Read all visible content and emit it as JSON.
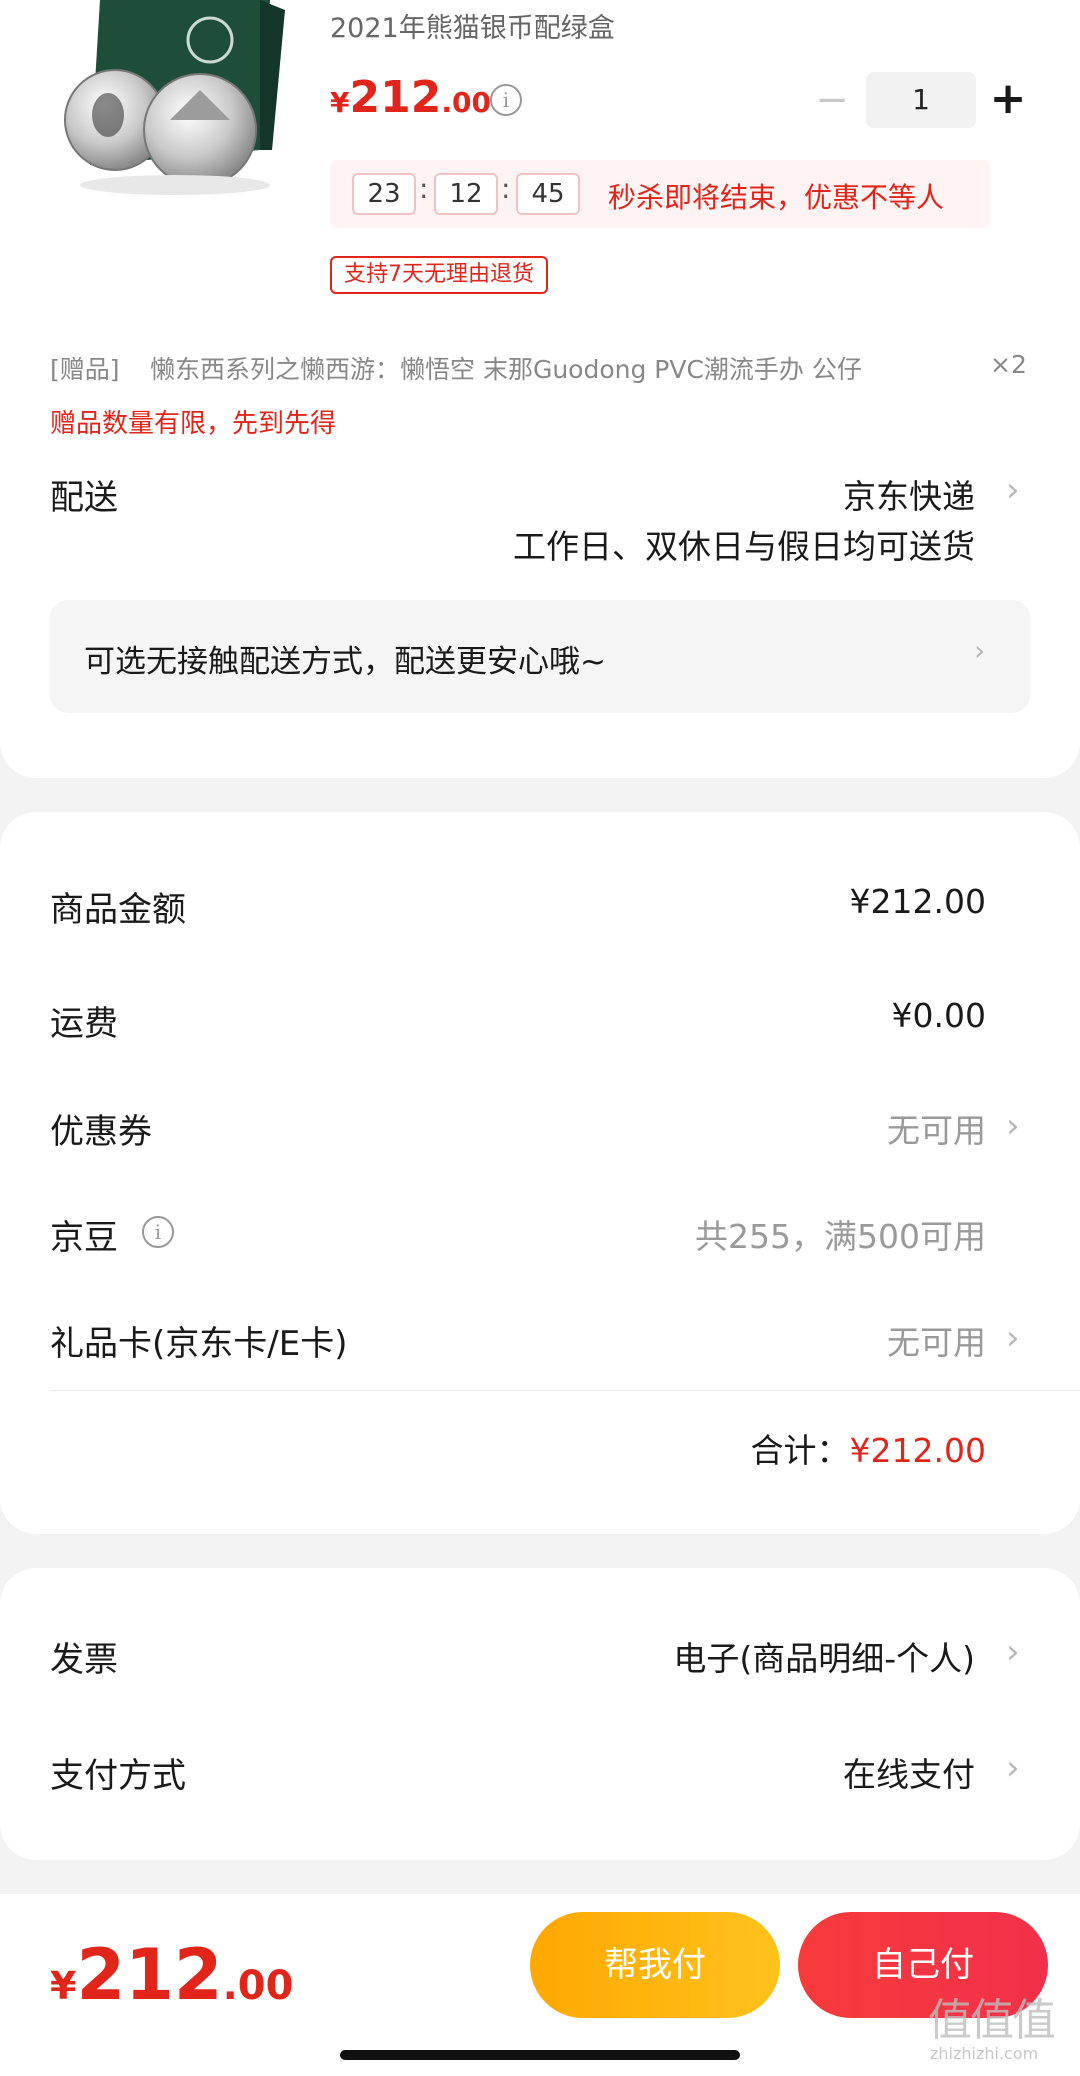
{
  "product": {
    "title": "2021年熊猫银币配绿盒",
    "price_symbol": "¥",
    "price_int": "212",
    "price_dec": ".00",
    "qty_minus": "−",
    "qty_value": "1",
    "qty_plus": "+"
  },
  "flash_sale": {
    "hours": "23",
    "minutes": "12",
    "seconds": "45",
    "sep": ":",
    "text": "秒杀即将结束，优惠不等人"
  },
  "return_badge": "支持7天无理由退货",
  "gift": {
    "tag": "[赠品]",
    "name": "懒东西系列之懒西游：懒悟空 末那Guodong PVC潮流手办 公仔",
    "count": "×2",
    "notice": "赠品数量有限，先到先得"
  },
  "delivery": {
    "label": "配送",
    "carrier": "京东快递",
    "schedule": "工作日、双休日与假日均可送货",
    "contactless": "可选无接触配送方式，配送更安心哦~"
  },
  "summary": {
    "goods_label": "商品金额",
    "goods_value": "¥212.00",
    "shipping_label": "运费",
    "shipping_value": "¥0.00",
    "coupon_label": "优惠券",
    "coupon_value": "无可用",
    "jingdou_label": "京豆",
    "jingdou_value": "共255，满500可用",
    "giftcard_label": "礼品卡(京东卡/E卡)",
    "giftcard_value": "无可用",
    "total_label": "合计：",
    "total_value": "¥212.00"
  },
  "invoice": {
    "label": "发票",
    "value": "电子(商品明细-个人)"
  },
  "payment": {
    "label": "支付方式",
    "value": "在线支付"
  },
  "bottom": {
    "price_symbol": "¥",
    "price_int": "212",
    "price_dec": ".00",
    "help_pay": "帮我付",
    "self_pay": "自己付"
  },
  "watermark": "值值值",
  "watermark_sub": "zhizhizhi.com",
  "colors": {
    "accent_red": "#e1251b",
    "help_pay_bg": "#ffb400",
    "self_pay_bg": "#f23030"
  },
  "icons": [
    "info-icon",
    "chevron-right-icon",
    "minus-icon",
    "plus-icon"
  ]
}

* **Exercise**: Set down every entry word for word, but omit the pictures.

* **Reply to the exercise**:
Read all visible content and emit it as JSON.
{
  "product": {
    "title": "2021年熊猫银币配绿盒",
    "price_symbol": "¥",
    "price_int": "212",
    "price_dec": ".00",
    "qty_minus": "−",
    "qty_value": "1",
    "qty_plus": "+"
  },
  "flash_sale": {
    "hours": "23",
    "minutes": "12",
    "seconds": "45",
    "sep": ":",
    "text": "秒杀即将结束，优惠不等人"
  },
  "return_badge": "支持7天无理由退货",
  "gift": {
    "tag": "[赠品]",
    "name": "懒东西系列之懒西游：懒悟空 末那Guodong PVC潮流手办 公仔",
    "count": "×2",
    "notice": "赠品数量有限，先到先得"
  },
  "delivery": {
    "label": "配送",
    "carrier": "京东快递",
    "schedule": "工作日、双休日与假日均可送货",
    "contactless": "可选无接触配送方式，配送更安心哦~"
  },
  "summary": {
    "goods_label": "商品金额",
    "goods_value": "¥212.00",
    "shipping_label": "运费",
    "shipping_value": "¥0.00",
    "coupon_label": "优惠券",
    "coupon_value": "无可用",
    "jingdou_label": "京豆",
    "jingdou_value": "共255，满500可用",
    "giftcard_label": "礼品卡(京东卡/E卡)",
    "giftcard_value": "无可用",
    "total_label": "合计：",
    "total_value": "¥212.00"
  },
  "invoice": {
    "label": "发票",
    "value": "电子(商品明细-个人)"
  },
  "payment": {
    "label": "支付方式",
    "value": "在线支付"
  },
  "bottom": {
    "price_symbol": "¥",
    "price_int": "212",
    "price_dec": ".00",
    "help_pay": "帮我付",
    "self_pay": "自己付"
  },
  "watermark": "值值值",
  "watermark_sub": "zhizhizhi.com",
  "colors": {
    "accent_red": "#e1251b",
    "help_pay_bg": "#ffb400",
    "self_pay_bg": "#f23030"
  },
  "icons": [
    "info-icon",
    "chevron-right-icon",
    "minus-icon",
    "plus-icon"
  ]
}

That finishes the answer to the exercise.